== Problem statement ==
The entries need to be copied exactly.

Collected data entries

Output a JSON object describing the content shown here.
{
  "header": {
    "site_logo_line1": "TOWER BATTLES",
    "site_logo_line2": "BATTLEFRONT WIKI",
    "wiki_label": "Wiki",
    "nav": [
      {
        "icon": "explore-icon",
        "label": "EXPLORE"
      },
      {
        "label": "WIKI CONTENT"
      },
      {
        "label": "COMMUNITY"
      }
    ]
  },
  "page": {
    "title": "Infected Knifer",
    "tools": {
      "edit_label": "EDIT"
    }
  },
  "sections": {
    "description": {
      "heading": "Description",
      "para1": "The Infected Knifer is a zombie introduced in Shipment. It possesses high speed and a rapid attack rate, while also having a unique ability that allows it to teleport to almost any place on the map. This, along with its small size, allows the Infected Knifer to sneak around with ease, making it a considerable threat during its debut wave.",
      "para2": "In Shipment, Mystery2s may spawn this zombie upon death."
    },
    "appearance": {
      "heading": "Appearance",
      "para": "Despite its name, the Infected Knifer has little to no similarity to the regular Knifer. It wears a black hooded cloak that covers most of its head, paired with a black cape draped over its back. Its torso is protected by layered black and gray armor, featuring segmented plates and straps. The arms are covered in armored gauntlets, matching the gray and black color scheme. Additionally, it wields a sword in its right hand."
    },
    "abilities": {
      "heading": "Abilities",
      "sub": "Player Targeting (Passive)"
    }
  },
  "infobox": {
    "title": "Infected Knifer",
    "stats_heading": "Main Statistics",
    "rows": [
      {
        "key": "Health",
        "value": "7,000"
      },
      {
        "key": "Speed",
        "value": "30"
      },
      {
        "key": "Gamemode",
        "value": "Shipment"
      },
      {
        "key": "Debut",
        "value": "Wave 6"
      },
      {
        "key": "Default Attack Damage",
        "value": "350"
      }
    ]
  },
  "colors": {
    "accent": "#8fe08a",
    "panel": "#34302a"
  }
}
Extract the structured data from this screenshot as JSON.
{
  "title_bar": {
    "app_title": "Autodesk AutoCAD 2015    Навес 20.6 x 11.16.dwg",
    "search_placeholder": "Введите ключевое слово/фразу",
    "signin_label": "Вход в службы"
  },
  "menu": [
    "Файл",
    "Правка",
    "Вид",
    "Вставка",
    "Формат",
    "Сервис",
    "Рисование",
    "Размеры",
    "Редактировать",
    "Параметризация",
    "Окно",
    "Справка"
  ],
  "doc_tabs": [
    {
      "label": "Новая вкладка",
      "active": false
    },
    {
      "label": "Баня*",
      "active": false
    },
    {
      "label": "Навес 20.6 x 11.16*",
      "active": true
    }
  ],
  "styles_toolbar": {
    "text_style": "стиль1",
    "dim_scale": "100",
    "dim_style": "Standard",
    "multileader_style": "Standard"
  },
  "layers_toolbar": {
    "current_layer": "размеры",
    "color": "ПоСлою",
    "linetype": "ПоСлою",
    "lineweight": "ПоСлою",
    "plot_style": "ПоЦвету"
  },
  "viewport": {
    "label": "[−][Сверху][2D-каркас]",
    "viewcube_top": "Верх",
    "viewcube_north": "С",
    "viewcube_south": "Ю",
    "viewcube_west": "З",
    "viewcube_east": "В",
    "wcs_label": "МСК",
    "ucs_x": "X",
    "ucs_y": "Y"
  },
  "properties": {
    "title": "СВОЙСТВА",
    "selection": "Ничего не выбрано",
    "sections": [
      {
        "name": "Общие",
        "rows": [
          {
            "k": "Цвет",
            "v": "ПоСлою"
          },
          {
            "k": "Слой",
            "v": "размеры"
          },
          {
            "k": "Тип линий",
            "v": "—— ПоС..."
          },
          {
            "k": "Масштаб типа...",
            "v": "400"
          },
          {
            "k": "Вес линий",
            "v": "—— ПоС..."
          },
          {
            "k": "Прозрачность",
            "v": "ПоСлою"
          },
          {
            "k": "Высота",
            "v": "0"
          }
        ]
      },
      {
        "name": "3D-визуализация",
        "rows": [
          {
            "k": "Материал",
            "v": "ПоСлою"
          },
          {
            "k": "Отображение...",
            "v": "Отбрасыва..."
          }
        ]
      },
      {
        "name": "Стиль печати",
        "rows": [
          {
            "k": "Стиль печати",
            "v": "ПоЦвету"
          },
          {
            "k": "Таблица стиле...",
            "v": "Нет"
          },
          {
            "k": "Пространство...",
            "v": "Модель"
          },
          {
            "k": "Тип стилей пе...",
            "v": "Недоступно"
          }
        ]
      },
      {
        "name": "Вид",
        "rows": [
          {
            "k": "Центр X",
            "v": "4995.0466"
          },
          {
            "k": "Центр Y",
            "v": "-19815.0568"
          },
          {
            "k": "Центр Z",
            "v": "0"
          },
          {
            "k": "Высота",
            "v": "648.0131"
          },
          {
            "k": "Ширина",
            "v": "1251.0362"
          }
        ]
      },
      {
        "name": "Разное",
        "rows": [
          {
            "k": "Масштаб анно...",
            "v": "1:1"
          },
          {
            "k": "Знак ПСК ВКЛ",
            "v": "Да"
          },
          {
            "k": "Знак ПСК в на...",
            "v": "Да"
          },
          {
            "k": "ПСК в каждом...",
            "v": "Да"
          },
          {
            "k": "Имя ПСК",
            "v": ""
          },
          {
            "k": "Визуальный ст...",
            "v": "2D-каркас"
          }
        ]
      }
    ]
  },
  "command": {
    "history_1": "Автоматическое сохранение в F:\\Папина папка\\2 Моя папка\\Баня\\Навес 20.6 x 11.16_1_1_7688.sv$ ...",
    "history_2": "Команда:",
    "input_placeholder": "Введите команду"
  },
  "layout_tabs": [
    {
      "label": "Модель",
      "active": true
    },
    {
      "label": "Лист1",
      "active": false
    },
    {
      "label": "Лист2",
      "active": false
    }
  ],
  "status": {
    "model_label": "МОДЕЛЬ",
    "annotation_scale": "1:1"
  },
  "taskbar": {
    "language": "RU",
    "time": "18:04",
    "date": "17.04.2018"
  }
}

== Problem solution ==
Output a JSON object describing the content shown here.
{
  "header": {
    "site_logo_line1": "TOWER BATTLES",
    "site_logo_line2": "BATTLEFRONT WIKI",
    "wiki_label": "Wiki",
    "nav": [
      {
        "icon": "explore-icon",
        "label": "EXPLORE"
      },
      {
        "label": "WIKI CONTENT"
      },
      {
        "label": "COMMUNITY"
      }
    ]
  },
  "page": {
    "title": "Infected Knifer",
    "tools": {
      "edit_label": "EDIT"
    }
  },
  "sections": {
    "description": {
      "heading": "Description",
      "para1": "The Infected Knifer is a zombie introduced in Shipment. It possesses high speed and a rapid attack rate, while also having a unique ability that allows it to teleport to almost any place on the map. This, along with its small size, allows the Infected Knifer to sneak around with ease, making it a considerable threat during its debut wave.",
      "para2": "In Shipment, Mystery2s may spawn this zombie upon death."
    },
    "appearance": {
      "heading": "Appearance",
      "para": "Despite its name, the Infected Knifer has little to no similarity to the regular Knifer. It wears a black hooded cloak that covers most of its head, paired with a black cape draped over its back. Its torso is protected by layered black and gray armor, featuring segmented plates and straps. The arms are covered in armored gauntlets, matching the gray and black color scheme. Additionally, it wields a sword in its right hand."
    },
    "abilities": {
      "heading": "Abilities",
      "sub": "Player Targeting (Passive)"
    }
  },
  "infobox": {
    "title": "Infected Knifer",
    "stats_heading": "Main Statistics",
    "rows": [
      {
        "key": "Health",
        "value": "7,000"
      },
      {
        "key": "Speed",
        "value": "30"
      },
      {
        "key": "Gamemode",
        "value": "Shipment"
      },
      {
        "key": "Debut",
        "value": "Wave 6"
      },
      {
        "key": "Default Attack Damage",
        "value": "350"
      }
    ]
  },
  "colors": {
    "accent": "#8fe08a",
    "panel": "#34302a"
  }
}
Extract the structured data from this screenshot as JSON.
{
  "title_bar": {
    "app_title": "Autodesk AutoCAD 2015    Навес 20.6 x 11.16.dwg",
    "search_placeholder": "Введите ключевое слово/фразу",
    "signin_label": "Вход в службы"
  },
  "menu": [
    "Файл",
    "Правка",
    "Вид",
    "Вставка",
    "Формат",
    "Сервис",
    "Рисование",
    "Размеры",
    "Редактировать",
    "Параметризация",
    "Окно",
    "Справка"
  ],
  "doc_tabs": [
    {
      "label": "Новая вкладка",
      "active": false
    },
    {
      "label": "Баня*",
      "active": false
    },
    {
      "label": "Навес 20.6 x 11.16*",
      "active": true
    }
  ],
  "styles_toolbar": {
    "text_style": "стиль1",
    "dim_scale": "100",
    "dim_style": "Standard",
    "multileader_style": "Standard"
  },
  "layers_toolbar": {
    "current_layer": "размеры",
    "color": "ПоСлою",
    "linetype": "ПоСлою",
    "lineweight": "ПоСлою",
    "plot_style": "ПоЦвету"
  },
  "viewport": {
    "label": "[−][Сверху][2D-каркас]",
    "viewcube_top": "Верх",
    "viewcube_north": "С",
    "viewcube_south": "Ю",
    "viewcube_west": "З",
    "viewcube_east": "В",
    "wcs_label": "МСК",
    "ucs_x": "X",
    "ucs_y": "Y"
  },
  "properties": {
    "title": "СВОЙСТВА",
    "selection": "Ничего не выбрано",
    "sections": [
      {
        "name": "Общие",
        "rows": [
          {
            "k": "Цвет",
            "v": "ПоСлою"
          },
          {
            "k": "Слой",
            "v": "размеры"
          },
          {
            "k": "Тип линий",
            "v": "—— ПоС..."
          },
          {
            "k": "Масштаб типа...",
            "v": "400"
          },
          {
            "k": "Вес линий",
            "v": "—— ПоС..."
          },
          {
            "k": "Прозрачность",
            "v": "ПоСлою"
          },
          {
            "k": "Высота",
            "v": "0"
          }
        ]
      },
      {
        "name": "3D-визуализация",
        "rows": [
          {
            "k": "Материал",
            "v": "ПоСлою"
          },
          {
            "k": "Отображение...",
            "v": "Отбрасыва..."
          }
        ]
      },
      {
        "name": "Стиль печати",
        "rows": [
          {
            "k": "Стиль печати",
            "v": "ПоЦвету"
          },
          {
            "k": "Таблица стиле...",
            "v": "Нет"
          },
          {
            "k": "Пространство...",
            "v": "Модель"
          },
          {
            "k": "Тип стилей пе...",
            "v": "Недоступно"
          }
        ]
      },
      {
        "name": "Вид",
        "rows": [
          {
            "k": "Центр X",
            "v": "4995.0466"
          },
          {
            "k": "Центр Y",
            "v": "-19815.0568"
          },
          {
            "k": "Центр Z",
            "v": "0"
          },
          {
            "k": "Высота",
            "v": "648.0131"
          },
          {
            "k": "Ширина",
            "v": "1251.0362"
          }
        ]
      },
      {
        "name": "Разное",
        "rows": [
          {
            "k": "Масштаб анно...",
            "v": "1:1"
          },
          {
            "k": "Знак ПСК ВКЛ",
            "v": "Да"
          },
          {
            "k": "Знак ПСК в на...",
            "v": "Да"
          },
          {
            "k": "ПСК в каждом...",
            "v": "Да"
          },
          {
            "k": "Имя ПСК",
            "v": ""
          },
          {
            "k": "Визуальный ст...",
            "v": "2D-каркас"
          }
        ]
      }
    ]
  },
  "command": {
    "history_1": "Автоматическое сохранение в F:\\Папина папка\\2 Моя папка\\Баня\\Навес 20.6 x 11.16_1_1_7688.sv$ ...",
    "history_2": "Команда:",
    "input_placeholder": "Введите команду"
  },
  "layout_tabs": [
    {
      "label": "Модель",
      "active": true
    },
    {
      "label": "Лист1",
      "active": false
    },
    {
      "label": "Лист2",
      "active": false
    }
  ],
  "status": {
    "model_label": "МОДЕЛЬ",
    "annotation_scale": "1:1"
  },
  "taskbar": {
    "language": "RU",
    "time": "18:04",
    "date": "17.04.2018"
  }
}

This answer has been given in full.